[Entries supplied]
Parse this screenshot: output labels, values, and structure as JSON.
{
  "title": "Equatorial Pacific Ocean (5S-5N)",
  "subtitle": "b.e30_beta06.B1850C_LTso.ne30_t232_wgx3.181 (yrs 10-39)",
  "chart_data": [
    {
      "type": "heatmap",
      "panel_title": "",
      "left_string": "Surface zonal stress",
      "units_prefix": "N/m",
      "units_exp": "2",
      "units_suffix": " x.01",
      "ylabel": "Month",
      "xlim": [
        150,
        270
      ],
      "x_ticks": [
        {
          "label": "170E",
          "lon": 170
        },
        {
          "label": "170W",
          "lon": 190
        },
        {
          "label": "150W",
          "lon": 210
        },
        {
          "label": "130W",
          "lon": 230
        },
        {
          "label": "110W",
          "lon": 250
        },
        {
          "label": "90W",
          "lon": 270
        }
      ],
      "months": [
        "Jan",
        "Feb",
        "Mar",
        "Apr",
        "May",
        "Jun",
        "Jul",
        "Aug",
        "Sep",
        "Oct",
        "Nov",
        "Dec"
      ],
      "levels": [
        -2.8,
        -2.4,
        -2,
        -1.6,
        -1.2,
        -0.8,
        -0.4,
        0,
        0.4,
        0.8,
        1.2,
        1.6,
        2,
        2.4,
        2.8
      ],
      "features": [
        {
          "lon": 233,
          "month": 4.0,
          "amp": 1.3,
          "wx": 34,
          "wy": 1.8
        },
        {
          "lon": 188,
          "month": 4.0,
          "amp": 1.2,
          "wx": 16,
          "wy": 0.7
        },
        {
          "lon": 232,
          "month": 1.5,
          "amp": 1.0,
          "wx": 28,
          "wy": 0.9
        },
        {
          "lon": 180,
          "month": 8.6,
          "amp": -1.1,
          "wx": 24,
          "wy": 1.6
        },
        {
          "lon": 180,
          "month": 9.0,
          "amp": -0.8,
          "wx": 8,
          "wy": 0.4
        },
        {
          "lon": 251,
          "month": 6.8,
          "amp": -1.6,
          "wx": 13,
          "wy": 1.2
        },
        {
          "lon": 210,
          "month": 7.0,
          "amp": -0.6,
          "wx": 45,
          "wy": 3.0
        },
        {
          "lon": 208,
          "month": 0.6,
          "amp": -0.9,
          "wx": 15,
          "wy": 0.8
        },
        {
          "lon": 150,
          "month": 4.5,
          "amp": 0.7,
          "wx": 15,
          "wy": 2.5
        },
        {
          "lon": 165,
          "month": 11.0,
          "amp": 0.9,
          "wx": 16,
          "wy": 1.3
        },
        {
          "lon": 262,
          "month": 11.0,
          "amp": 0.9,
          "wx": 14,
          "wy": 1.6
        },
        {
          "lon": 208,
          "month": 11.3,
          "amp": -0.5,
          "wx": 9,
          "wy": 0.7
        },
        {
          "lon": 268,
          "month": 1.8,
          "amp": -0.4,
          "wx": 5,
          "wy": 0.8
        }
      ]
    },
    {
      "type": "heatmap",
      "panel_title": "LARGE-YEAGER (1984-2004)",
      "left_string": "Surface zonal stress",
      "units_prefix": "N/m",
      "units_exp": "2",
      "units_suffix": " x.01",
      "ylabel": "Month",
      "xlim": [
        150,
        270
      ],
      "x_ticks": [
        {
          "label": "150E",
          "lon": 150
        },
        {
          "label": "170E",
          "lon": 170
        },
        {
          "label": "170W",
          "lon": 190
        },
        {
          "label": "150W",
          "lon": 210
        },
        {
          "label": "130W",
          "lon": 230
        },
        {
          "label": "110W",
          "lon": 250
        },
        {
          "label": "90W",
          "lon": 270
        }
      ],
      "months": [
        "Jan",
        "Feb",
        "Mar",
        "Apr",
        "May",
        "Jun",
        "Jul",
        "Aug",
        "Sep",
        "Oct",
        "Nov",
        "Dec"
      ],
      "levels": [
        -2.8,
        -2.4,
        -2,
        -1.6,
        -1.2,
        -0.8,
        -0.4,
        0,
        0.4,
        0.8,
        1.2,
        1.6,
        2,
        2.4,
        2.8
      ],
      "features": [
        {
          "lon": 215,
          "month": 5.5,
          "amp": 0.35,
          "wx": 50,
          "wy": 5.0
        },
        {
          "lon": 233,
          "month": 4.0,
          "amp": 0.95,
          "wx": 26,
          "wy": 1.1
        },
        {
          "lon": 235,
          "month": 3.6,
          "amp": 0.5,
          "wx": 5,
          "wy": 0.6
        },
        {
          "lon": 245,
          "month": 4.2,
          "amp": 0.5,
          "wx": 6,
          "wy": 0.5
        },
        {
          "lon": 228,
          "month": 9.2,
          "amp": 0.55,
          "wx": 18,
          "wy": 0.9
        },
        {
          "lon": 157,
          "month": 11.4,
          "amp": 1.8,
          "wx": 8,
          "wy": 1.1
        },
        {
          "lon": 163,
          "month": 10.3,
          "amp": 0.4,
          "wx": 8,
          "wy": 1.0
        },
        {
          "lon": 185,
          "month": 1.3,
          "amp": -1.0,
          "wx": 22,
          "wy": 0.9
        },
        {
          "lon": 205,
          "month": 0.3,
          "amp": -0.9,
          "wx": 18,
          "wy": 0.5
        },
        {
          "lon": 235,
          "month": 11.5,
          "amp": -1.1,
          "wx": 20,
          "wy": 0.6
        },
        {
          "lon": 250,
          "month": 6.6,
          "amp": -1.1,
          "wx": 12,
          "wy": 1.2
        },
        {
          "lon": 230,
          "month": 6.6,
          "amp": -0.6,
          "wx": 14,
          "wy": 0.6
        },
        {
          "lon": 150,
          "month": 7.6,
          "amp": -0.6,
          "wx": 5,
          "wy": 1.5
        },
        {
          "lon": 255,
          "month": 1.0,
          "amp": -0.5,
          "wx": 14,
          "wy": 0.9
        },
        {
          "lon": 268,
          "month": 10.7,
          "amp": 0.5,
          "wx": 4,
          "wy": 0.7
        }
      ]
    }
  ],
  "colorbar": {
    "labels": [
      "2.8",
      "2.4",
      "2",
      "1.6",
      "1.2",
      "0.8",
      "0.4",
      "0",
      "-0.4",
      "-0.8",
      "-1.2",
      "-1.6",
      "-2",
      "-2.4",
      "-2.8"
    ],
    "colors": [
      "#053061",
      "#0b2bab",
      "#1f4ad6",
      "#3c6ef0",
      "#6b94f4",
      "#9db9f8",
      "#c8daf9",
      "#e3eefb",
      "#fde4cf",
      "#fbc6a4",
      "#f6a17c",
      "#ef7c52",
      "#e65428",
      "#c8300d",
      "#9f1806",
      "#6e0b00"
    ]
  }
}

[Exercise description] Every entry must be quoted exactly as it appears above.

[Response to the exercise]
Parse this screenshot: output labels, values, and structure as JSON.
{
  "title": "Equatorial Pacific Ocean (5S-5N)",
  "subtitle": "b.e30_beta06.B1850C_LTso.ne30_t232_wgx3.181 (yrs 10-39)",
  "chart_data": [
    {
      "type": "heatmap",
      "panel_title": "",
      "left_string": "Surface zonal stress",
      "units_prefix": "N/m",
      "units_exp": "2",
      "units_suffix": " x.01",
      "ylabel": "Month",
      "xlim": [
        150,
        270
      ],
      "x_ticks": [
        {
          "label": "170E",
          "lon": 170
        },
        {
          "label": "170W",
          "lon": 190
        },
        {
          "label": "150W",
          "lon": 210
        },
        {
          "label": "130W",
          "lon": 230
        },
        {
          "label": "110W",
          "lon": 250
        },
        {
          "label": "90W",
          "lon": 270
        }
      ],
      "months": [
        "Jan",
        "Feb",
        "Mar",
        "Apr",
        "May",
        "Jun",
        "Jul",
        "Aug",
        "Sep",
        "Oct",
        "Nov",
        "Dec"
      ],
      "levels": [
        -2.8,
        -2.4,
        -2,
        -1.6,
        -1.2,
        -0.8,
        -0.4,
        0,
        0.4,
        0.8,
        1.2,
        1.6,
        2,
        2.4,
        2.8
      ],
      "features": [
        {
          "lon": 233,
          "month": 4.0,
          "amp": 1.3,
          "wx": 34,
          "wy": 1.8
        },
        {
          "lon": 188,
          "month": 4.0,
          "amp": 1.2,
          "wx": 16,
          "wy": 0.7
        },
        {
          "lon": 232,
          "month": 1.5,
          "amp": 1.0,
          "wx": 28,
          "wy": 0.9
        },
        {
          "lon": 180,
          "month": 8.6,
          "amp": -1.1,
          "wx": 24,
          "wy": 1.6
        },
        {
          "lon": 180,
          "month": 9.0,
          "amp": -0.8,
          "wx": 8,
          "wy": 0.4
        },
        {
          "lon": 251,
          "month": 6.8,
          "amp": -1.6,
          "wx": 13,
          "wy": 1.2
        },
        {
          "lon": 210,
          "month": 7.0,
          "amp": -0.6,
          "wx": 45,
          "wy": 3.0
        },
        {
          "lon": 208,
          "month": 0.6,
          "amp": -0.9,
          "wx": 15,
          "wy": 0.8
        },
        {
          "lon": 150,
          "month": 4.5,
          "amp": 0.7,
          "wx": 15,
          "wy": 2.5
        },
        {
          "lon": 165,
          "month": 11.0,
          "amp": 0.9,
          "wx": 16,
          "wy": 1.3
        },
        {
          "lon": 262,
          "month": 11.0,
          "amp": 0.9,
          "wx": 14,
          "wy": 1.6
        },
        {
          "lon": 208,
          "month": 11.3,
          "amp": -0.5,
          "wx": 9,
          "wy": 0.7
        },
        {
          "lon": 268,
          "month": 1.8,
          "amp": -0.4,
          "wx": 5,
          "wy": 0.8
        }
      ]
    },
    {
      "type": "heatmap",
      "panel_title": "LARGE-YEAGER (1984-2004)",
      "left_string": "Surface zonal stress",
      "units_prefix": "N/m",
      "units_exp": "2",
      "units_suffix": " x.01",
      "ylabel": "Month",
      "xlim": [
        150,
        270
      ],
      "x_ticks": [
        {
          "label": "150E",
          "lon": 150
        },
        {
          "label": "170E",
          "lon": 170
        },
        {
          "label": "170W",
          "lon": 190
        },
        {
          "label": "150W",
          "lon": 210
        },
        {
          "label": "130W",
          "lon": 230
        },
        {
          "label": "110W",
          "lon": 250
        },
        {
          "label": "90W",
          "lon": 270
        }
      ],
      "months": [
        "Jan",
        "Feb",
        "Mar",
        "Apr",
        "May",
        "Jun",
        "Jul",
        "Aug",
        "Sep",
        "Oct",
        "Nov",
        "Dec"
      ],
      "levels": [
        -2.8,
        -2.4,
        -2,
        -1.6,
        -1.2,
        -0.8,
        -0.4,
        0,
        0.4,
        0.8,
        1.2,
        1.6,
        2,
        2.4,
        2.8
      ],
      "features": [
        {
          "lon": 215,
          "month": 5.5,
          "amp": 0.35,
          "wx": 50,
          "wy": 5.0
        },
        {
          "lon": 233,
          "month": 4.0,
          "amp": 0.95,
          "wx": 26,
          "wy": 1.1
        },
        {
          "lon": 235,
          "month": 3.6,
          "amp": 0.5,
          "wx": 5,
          "wy": 0.6
        },
        {
          "lon": 245,
          "month": 4.2,
          "amp": 0.5,
          "wx": 6,
          "wy": 0.5
        },
        {
          "lon": 228,
          "month": 9.2,
          "amp": 0.55,
          "wx": 18,
          "wy": 0.9
        },
        {
          "lon": 157,
          "month": 11.4,
          "amp": 1.8,
          "wx": 8,
          "wy": 1.1
        },
        {
          "lon": 163,
          "month": 10.3,
          "amp": 0.4,
          "wx": 8,
          "wy": 1.0
        },
        {
          "lon": 185,
          "month": 1.3,
          "amp": -1.0,
          "wx": 22,
          "wy": 0.9
        },
        {
          "lon": 205,
          "month": 0.3,
          "amp": -0.9,
          "wx": 18,
          "wy": 0.5
        },
        {
          "lon": 235,
          "month": 11.5,
          "amp": -1.1,
          "wx": 20,
          "wy": 0.6
        },
        {
          "lon": 250,
          "month": 6.6,
          "amp": -1.1,
          "wx": 12,
          "wy": 1.2
        },
        {
          "lon": 230,
          "month": 6.6,
          "amp": -0.6,
          "wx": 14,
          "wy": 0.6
        },
        {
          "lon": 150,
          "month": 7.6,
          "amp": -0.6,
          "wx": 5,
          "wy": 1.5
        },
        {
          "lon": 255,
          "month": 1.0,
          "amp": -0.5,
          "wx": 14,
          "wy": 0.9
        },
        {
          "lon": 268,
          "month": 10.7,
          "amp": 0.5,
          "wx": 4,
          "wy": 0.7
        }
      ]
    }
  ],
  "colorbar": {
    "labels": [
      "2.8",
      "2.4",
      "2",
      "1.6",
      "1.2",
      "0.8",
      "0.4",
      "0",
      "-0.4",
      "-0.8",
      "-1.2",
      "-1.6",
      "-2",
      "-2.4",
      "-2.8"
    ],
    "colors": [
      "#053061",
      "#0b2bab",
      "#1f4ad6",
      "#3c6ef0",
      "#6b94f4",
      "#9db9f8",
      "#c8daf9",
      "#e3eefb",
      "#fde4cf",
      "#fbc6a4",
      "#f6a17c",
      "#ef7c52",
      "#e65428",
      "#c8300d",
      "#9f1806",
      "#6e0b00"
    ]
  }
}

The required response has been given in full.